How to use software prefetch systematically?
Asked Answered
D

4

5

After reading the accepted answer in When should we use prefetch? and examples from Prefetching Examples?, I still have a lot of issues with understanding when to actually use prefetch. While those answers provide an example where prefetch is helpful, they do not explain how to discover it in real programs. It looks like random guessing.

In particular, I am interested in the C implementations for intel x86 (prefetchnta, prefetcht2, prefetcht1, prefetcht0, prefetchw) that are accessible through GCC's __builtin_prefetch intrinsic. I would like to know:

  • How can I see that software prefetch can help for my specific program? I imagine that I can collect CPU profiling metrics (e.g. number of cache misses) with Intel Vtune or Linux utility perf. In this case what metrics (or relation between them) indicate the opportunity to improve performance with software prefetching?
  • How I can locate the loads that suffer from cache misses the most?
  • How to see the cache level where misses happen to decide which prefetch(0,1,2) to use?
  • Assuming I found a particular load that suffers from the miss in a specific cache level, where should I place prefetch? As an example, assume that the next loop suffers from cache misses
for (int i = 0; i < n; i++) {
   // some code
   double x = a[i];
   // some code
}

Should I place prefetch before or after the load a[i]? How far ahead it should point a[i+m]? Do I need to worry about unrolling the loop to make sure that I am prefetching only on cache line boundaries or it will be almost free like a nop if data is already in cache? Is it worth to use multiple __builtin_prefetch calls in a row to prefetch multiple cache lines at once?

Disposed answered 14/5, 2022 at 21:30 Comment(1)
Prefetching sometimes helps when there is quite much processing of the fetched data that does saturate the CPU pipeline, like a bunch of ALU operations. The CPU may not see the upcoming fetch operation in its processing window. Prefetching gives the CPU a hint to load next cache line in parallel. Don't expect huge gains. Something like 10% at most.Parvati
G
4

How can I see that software prefetch can help for my specific program?

#### DATASET EXTRACT

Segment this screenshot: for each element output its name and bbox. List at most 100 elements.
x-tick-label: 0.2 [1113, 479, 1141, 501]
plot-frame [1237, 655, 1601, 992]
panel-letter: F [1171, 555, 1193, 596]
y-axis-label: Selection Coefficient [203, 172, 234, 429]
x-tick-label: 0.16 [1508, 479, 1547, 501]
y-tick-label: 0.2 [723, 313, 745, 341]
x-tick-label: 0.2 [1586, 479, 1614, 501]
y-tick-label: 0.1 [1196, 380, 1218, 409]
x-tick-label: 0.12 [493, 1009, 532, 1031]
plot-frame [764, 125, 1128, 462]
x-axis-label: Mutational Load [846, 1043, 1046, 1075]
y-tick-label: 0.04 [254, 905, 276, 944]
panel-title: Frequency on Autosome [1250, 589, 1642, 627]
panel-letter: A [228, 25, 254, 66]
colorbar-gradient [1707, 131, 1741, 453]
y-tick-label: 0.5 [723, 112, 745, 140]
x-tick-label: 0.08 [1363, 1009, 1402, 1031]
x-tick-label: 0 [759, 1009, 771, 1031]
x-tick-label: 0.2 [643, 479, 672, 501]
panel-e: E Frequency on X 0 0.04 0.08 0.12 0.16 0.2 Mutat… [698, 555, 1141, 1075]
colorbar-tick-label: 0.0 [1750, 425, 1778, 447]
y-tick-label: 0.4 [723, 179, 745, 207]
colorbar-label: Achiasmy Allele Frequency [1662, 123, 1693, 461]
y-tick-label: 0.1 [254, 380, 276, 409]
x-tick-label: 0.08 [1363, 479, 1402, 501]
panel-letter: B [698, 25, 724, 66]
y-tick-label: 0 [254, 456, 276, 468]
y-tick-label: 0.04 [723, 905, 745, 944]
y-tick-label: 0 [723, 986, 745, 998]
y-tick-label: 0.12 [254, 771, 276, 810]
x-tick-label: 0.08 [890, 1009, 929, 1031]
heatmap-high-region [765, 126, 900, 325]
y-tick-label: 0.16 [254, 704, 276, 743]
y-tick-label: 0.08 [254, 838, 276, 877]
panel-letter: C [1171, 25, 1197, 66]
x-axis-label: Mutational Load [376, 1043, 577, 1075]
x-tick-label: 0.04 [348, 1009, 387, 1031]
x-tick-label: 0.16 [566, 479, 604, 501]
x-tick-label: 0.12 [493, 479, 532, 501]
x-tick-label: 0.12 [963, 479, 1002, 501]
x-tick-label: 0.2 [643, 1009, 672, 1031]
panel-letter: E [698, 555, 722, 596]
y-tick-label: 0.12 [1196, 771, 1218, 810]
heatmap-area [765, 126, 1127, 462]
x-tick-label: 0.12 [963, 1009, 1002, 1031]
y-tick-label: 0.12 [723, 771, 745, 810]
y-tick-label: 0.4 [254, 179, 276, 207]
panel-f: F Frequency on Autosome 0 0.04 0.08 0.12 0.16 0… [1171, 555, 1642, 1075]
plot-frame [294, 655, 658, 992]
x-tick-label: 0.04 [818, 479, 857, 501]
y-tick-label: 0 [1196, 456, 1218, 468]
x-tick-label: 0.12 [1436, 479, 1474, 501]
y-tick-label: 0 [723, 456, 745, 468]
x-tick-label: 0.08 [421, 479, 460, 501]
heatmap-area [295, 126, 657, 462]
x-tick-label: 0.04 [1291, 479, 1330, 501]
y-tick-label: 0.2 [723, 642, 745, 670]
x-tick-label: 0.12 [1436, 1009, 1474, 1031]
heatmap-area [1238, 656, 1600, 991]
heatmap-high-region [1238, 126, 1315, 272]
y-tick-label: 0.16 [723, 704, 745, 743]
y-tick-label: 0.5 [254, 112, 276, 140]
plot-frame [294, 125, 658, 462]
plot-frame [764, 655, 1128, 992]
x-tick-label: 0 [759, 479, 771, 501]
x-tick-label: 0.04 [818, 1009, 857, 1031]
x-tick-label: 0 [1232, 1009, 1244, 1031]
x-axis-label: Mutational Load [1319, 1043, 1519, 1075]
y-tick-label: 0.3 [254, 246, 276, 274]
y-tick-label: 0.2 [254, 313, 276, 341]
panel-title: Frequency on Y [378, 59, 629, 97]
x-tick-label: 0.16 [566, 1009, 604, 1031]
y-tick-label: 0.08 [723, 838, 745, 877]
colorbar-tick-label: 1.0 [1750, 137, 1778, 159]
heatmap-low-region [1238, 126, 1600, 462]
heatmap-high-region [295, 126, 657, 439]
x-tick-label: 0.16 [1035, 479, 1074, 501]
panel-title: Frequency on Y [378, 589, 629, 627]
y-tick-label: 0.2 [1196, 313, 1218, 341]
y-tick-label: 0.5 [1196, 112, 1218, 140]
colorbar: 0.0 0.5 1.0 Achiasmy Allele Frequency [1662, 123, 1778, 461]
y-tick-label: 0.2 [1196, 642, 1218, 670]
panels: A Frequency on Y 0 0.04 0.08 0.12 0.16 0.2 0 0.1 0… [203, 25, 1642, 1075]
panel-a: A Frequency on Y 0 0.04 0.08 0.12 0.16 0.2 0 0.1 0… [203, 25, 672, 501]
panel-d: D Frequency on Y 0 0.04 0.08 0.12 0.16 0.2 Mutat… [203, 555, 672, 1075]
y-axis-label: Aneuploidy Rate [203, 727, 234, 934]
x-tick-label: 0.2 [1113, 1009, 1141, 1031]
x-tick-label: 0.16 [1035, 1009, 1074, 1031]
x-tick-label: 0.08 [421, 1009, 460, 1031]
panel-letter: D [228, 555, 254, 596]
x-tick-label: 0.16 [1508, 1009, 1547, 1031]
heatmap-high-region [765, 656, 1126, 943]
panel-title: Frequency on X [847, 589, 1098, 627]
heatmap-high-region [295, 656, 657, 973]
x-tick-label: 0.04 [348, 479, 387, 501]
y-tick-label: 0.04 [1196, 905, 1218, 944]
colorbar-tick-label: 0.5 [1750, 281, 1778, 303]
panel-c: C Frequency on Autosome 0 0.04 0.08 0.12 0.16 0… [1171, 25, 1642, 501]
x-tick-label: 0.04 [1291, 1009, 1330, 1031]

#### WORK TO COMPLETE
In the software prefetch thread, what is the largest gain from prefetching that the comment says to expect?

#### WRITTEN ANSWER
About 10% at most.